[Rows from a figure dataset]
:::::

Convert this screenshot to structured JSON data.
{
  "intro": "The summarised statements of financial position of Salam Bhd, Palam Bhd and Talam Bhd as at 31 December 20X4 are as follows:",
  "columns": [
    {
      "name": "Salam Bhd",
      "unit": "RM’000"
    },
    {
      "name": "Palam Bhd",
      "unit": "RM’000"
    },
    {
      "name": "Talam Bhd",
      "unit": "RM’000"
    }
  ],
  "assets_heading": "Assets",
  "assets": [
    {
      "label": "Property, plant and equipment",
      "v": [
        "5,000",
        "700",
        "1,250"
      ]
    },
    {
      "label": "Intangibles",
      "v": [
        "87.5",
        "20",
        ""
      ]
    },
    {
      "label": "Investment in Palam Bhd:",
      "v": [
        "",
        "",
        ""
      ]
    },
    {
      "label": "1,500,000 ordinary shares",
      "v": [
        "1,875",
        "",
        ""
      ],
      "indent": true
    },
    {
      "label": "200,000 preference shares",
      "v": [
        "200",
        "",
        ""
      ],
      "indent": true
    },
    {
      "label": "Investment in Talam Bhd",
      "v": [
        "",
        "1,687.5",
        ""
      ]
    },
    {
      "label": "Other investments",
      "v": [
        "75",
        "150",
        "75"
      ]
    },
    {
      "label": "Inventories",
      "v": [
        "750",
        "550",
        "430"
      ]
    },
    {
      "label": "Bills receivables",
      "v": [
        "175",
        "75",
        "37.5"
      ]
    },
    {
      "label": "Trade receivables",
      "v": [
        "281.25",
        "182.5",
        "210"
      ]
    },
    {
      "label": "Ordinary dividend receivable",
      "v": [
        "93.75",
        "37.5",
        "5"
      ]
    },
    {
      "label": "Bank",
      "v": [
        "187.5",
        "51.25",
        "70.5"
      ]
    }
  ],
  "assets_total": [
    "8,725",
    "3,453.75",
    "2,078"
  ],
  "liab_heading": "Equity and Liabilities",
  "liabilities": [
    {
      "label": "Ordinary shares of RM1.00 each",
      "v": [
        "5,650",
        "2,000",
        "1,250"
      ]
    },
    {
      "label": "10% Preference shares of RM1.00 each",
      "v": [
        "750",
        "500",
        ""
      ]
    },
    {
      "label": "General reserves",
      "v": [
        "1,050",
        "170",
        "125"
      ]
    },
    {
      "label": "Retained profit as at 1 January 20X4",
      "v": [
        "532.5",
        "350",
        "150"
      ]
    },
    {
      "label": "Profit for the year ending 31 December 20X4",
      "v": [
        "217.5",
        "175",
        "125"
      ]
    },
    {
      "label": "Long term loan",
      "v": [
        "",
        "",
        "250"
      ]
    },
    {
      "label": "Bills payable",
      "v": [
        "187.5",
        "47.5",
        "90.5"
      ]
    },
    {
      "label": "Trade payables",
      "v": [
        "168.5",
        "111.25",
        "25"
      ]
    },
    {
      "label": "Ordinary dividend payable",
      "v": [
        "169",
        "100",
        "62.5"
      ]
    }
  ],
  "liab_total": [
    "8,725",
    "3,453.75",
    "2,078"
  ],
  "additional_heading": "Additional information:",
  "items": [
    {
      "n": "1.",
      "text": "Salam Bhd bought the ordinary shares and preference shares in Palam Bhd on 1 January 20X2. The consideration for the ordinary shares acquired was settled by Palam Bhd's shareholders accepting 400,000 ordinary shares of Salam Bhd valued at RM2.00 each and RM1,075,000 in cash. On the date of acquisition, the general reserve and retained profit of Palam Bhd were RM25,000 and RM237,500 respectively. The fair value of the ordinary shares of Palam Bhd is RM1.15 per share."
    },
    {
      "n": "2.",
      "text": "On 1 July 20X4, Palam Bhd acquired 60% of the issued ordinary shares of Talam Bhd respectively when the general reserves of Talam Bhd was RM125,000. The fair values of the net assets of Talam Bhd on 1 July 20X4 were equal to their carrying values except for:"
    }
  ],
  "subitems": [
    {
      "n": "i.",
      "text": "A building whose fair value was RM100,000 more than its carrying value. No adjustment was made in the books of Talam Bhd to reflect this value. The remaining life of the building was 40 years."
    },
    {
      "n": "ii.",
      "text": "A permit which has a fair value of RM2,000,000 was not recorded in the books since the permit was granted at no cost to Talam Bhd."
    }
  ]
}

:::::

THE REQUEST: Copy all lines from the material that contain "each".

EXPECTED ANSWER:
      "label": "Ordinary shares of RM1.00 each",
      "label": "10% Preference shares of RM1.00 each",
      "text": "Salam Bhd bought the ordinary shares and preference shares in Palam Bhd on 1 January 20X2. The consideration for the ordinary shares acquired was settled by Palam Bhd's shareholders accepting 400,000 ordinary shares of Salam Bhd valued at RM2.00 each and RM1,075,000 in cash. On the date of acquisition, the general reserve and retained profit of Palam Bhd were RM25,000 and RM237,500 respectively. The fair value of the ordinary shares of Palam Bhd is RM1.15 per share."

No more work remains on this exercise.